*Given text*
※

1st IMPLICATION : DEMAND AND RECOVERY (SECTION 73 AND 74 OF CGST ACT) :
Proper officer can issue the order u/s 73 and 74 within 3/5 years of due date of annual return respectively. As the due date of annual return is extended to 30th Nov, 2019 for F.Y. 2017-18, so the department gets the additional time due to extension of due date.
Had late fees waived instead of extension of due date, the period of issuance of order would not have been stretched accordingly. So, for F.Y. 2017-18 the order u/s 73 and 74 can be issued till 30th Nov, 2022 and 30th Nov, 2024 respectively.
2nd IMPLICATION : PERIOD OF RETENTION OF ACCOUNTS (SECTION 36 OF CGST ACT) :
As per section 36 of CGST Act, books of accounts or other records u/s 35(1) are required to be retained till 72 months from the due date of furnishing of annual return. With the extension of due date of annual return for F.Y. 2017-18, the books of accounts and other records for F.Y. 2017-18 u/s 35(1) shall have to be retained by every registered person till 30th Nov, 2025.

※

*Task instructions*
a) From the passage on the annual return extension, reproduce the wording from "Had late fees" up to and including "Nov, 2024 respectively.".
b) Answer these questions from the passage on the annual return extension:
(i) To what date is the due date of the annual return for F.Y. 2017-18 extended?
(ii) Until what date can an order under section 73 be issued for F.Y. 2017-18?
(iii) For how many months from the due date of furnishing the annual return must books of accounts be retained under section 36?

*Available data*

※

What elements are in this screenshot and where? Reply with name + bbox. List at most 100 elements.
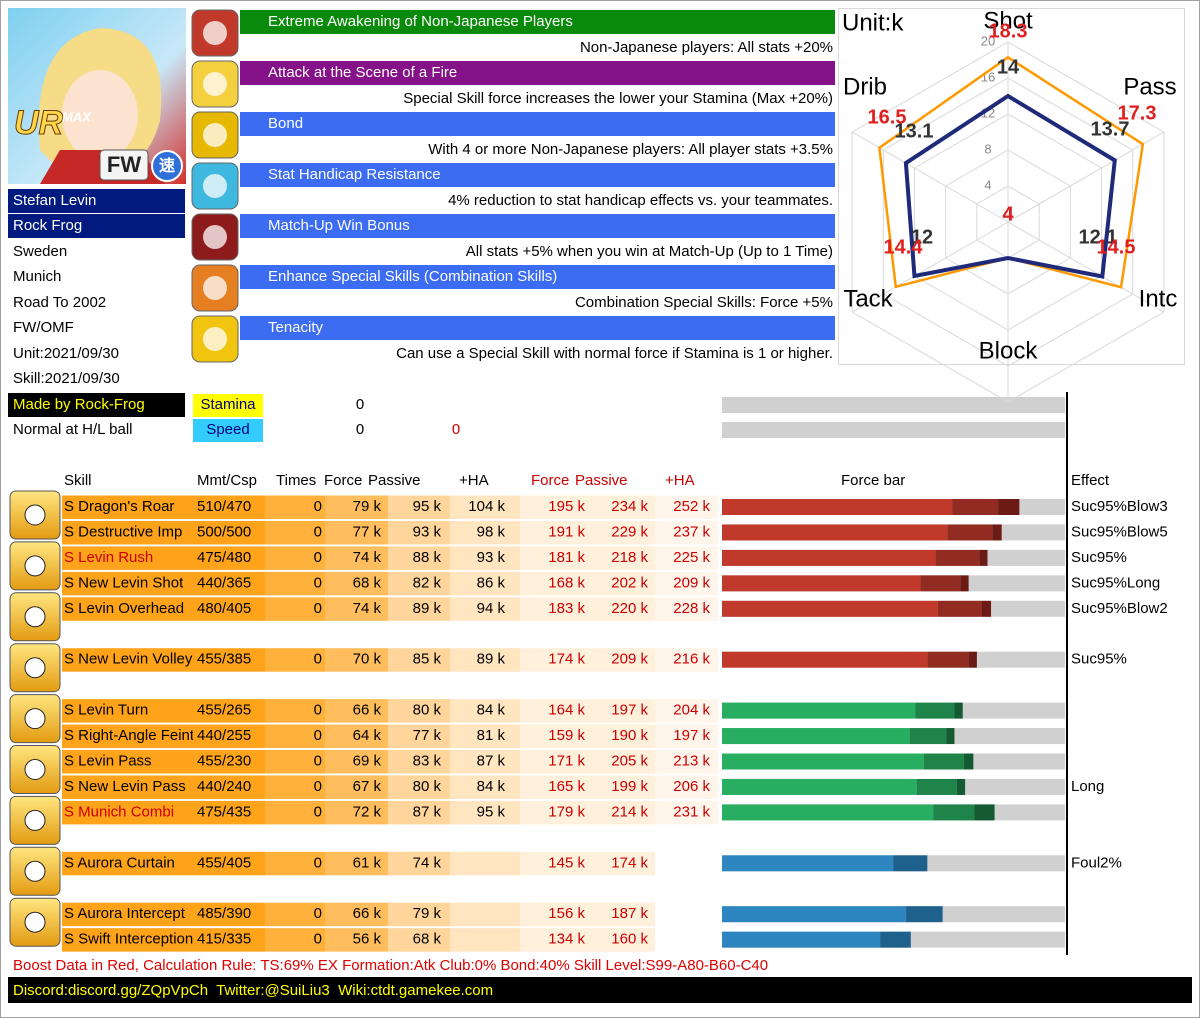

※

*Solutions to each task*
a)
Had late fees waived instead of extension of due date, the period of issuance of order would not have been stretched accordingly. So, for F.Y. 2017-18 the order u/s 73 and 74 can be issued till 30th Nov, 2022 and 30th Nov, 2024 respectively.

b)
(i) 30th Nov, 2019
(ii) 30th Nov, 2022
(iii) 72 months